Copy everything in the listing below word for word, apart from any images.

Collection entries
──────

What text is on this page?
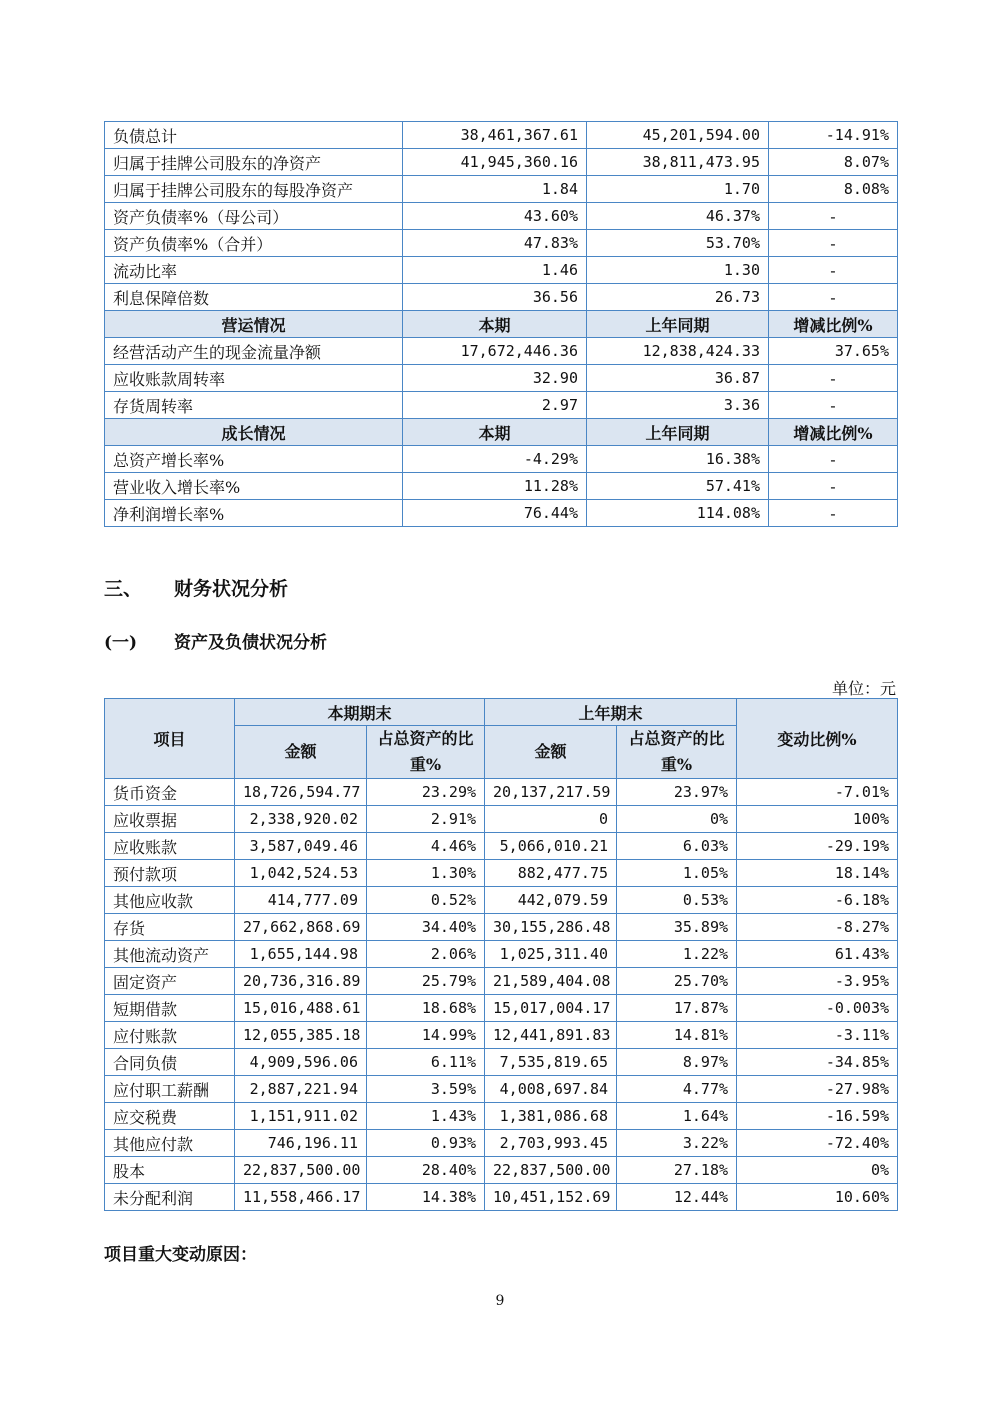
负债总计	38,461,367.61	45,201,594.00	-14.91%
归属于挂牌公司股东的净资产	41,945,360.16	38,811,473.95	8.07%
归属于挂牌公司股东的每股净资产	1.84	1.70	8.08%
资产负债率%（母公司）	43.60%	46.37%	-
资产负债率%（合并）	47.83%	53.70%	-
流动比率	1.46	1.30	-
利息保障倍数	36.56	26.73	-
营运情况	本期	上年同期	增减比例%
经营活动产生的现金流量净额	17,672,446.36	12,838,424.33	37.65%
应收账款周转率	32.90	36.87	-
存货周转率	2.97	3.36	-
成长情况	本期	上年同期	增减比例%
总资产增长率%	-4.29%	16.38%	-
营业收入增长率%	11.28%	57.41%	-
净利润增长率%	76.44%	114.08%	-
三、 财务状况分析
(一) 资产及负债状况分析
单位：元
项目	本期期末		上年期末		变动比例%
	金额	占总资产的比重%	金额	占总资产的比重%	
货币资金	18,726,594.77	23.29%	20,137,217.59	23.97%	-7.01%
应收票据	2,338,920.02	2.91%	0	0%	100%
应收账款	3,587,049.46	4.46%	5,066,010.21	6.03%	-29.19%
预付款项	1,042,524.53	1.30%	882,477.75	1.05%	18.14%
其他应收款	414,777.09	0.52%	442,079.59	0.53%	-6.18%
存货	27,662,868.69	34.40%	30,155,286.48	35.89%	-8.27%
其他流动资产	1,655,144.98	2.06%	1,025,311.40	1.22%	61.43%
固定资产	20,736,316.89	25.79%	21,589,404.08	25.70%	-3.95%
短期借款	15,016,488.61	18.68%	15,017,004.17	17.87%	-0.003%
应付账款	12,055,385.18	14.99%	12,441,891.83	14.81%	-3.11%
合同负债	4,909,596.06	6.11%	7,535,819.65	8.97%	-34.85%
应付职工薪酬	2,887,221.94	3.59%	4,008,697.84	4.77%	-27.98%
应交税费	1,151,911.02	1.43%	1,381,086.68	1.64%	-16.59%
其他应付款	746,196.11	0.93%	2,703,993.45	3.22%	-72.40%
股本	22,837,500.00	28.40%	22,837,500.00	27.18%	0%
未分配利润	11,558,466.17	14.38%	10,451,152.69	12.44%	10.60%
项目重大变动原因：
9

──────

Answer for the task:
What text is on this page?
负债总计	38,461,367.61	45,201,594.00	-14.91%
归属于挂牌公司股东的净资产	41,945,360.16	38,811,473.95	8.07%
归属于挂牌公司股东的每股净资产	1.84	1.70	8.08%
资产负债率%（母公司）	43.60%	46.37%	-
资产负债率%（合并）	47.83%	53.70%	-
流动比率	1.46	1.30	-
利息保障倍数	36.56	26.73	-
营运情况	本期	上年同期	增减比例%
经营活动产生的现金流量净额	17,672,446.36	12,838,424.33	37.65%
应收账款周转率	32.90	36.87	-
存货周转率	2.97	3.36	-
成长情况	本期	上年同期	增减比例%
总资产增长率%	-4.29%	16.38%	-
营业收入增长率%	11.28%	57.41%	-
净利润增长率%	76.44%	114.08%	-
三、 财务状况分析
(一) 资产及负债状况分析
单位：元
项目	本期期末		上年期末		变动比例%
	金额	占总资产的比重%	金额	占总资产的比重%	
货币资金	18,726,594.77	23.29%	20,137,217.59	23.97%	-7.01%
应收票据	2,338,920.02	2.91%	0	0%	100%
应收账款	3,587,049.46	4.46%	5,066,010.21	6.03%	-29.19%
预付款项	1,042,524.53	1.30%	882,477.75	1.05%	18.14%
其他应收款	414,777.09	0.52%	442,079.59	0.53%	-6.18%
存货	27,662,868.69	34.40%	30,155,286.48	35.89%	-8.27%
其他流动资产	1,655,144.98	2.06%	1,025,311.40	1.22%	61.43%
固定资产	20,736,316.89	25.79%	21,589,404.08	25.70%	-3.95%
短期借款	15,016,488.61	18.68%	15,017,004.17	17.87%	-0.003%
应付账款	12,055,385.18	14.99%	12,441,891.83	14.81%	-3.11%
合同负债	4,909,596.06	6.11%	7,535,819.65	8.97%	-34.85%
应付职工薪酬	2,887,221.94	3.59%	4,008,697.84	4.77%	-27.98%
应交税费	1,151,911.02	1.43%	1,381,086.68	1.64%	-16.59%
其他应付款	746,196.11	0.93%	2,703,993.45	3.22%	-72.40%
股本	22,837,500.00	28.40%	22,837,500.00	27.18%	0%
未分配利润	11,558,466.17	14.38%	10,451,152.69	12.44%	10.60%
项目重大变动原因：
9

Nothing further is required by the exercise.